[Start]

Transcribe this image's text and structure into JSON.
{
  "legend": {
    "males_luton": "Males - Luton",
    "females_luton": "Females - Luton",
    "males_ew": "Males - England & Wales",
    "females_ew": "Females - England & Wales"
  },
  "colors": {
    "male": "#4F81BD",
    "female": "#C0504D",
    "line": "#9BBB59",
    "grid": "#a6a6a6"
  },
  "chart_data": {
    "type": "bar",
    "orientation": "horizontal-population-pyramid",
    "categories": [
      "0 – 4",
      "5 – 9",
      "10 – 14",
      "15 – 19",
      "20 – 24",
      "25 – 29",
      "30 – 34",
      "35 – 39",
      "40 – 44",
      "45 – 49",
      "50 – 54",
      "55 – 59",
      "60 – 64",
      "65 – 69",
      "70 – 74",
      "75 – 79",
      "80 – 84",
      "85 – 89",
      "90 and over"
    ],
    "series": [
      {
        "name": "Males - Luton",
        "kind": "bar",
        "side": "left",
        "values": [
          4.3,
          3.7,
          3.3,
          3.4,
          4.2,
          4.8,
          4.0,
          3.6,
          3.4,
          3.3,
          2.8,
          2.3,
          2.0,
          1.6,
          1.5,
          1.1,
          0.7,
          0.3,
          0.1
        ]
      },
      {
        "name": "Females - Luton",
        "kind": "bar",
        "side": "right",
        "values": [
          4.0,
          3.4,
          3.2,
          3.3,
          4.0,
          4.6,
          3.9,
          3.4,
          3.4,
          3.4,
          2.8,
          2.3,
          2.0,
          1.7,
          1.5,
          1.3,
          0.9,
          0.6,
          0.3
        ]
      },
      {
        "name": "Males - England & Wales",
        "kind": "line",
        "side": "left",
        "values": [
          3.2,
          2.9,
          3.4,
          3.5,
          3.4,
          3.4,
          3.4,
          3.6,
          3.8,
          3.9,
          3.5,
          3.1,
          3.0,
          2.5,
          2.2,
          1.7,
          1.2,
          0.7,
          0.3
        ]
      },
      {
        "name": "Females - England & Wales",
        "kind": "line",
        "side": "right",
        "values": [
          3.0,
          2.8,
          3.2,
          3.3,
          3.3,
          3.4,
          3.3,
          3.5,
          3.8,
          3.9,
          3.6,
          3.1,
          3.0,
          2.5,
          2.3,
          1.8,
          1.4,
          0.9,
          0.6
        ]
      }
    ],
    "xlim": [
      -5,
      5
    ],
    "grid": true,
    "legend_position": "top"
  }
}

[End]

Every line of the listing that holds "name" should be found and copied.

        "name": "Males - Luton",
        "name": "Females - Luton",
        "name": "Males - England & Wales",
        "name": "Females - England & Wales",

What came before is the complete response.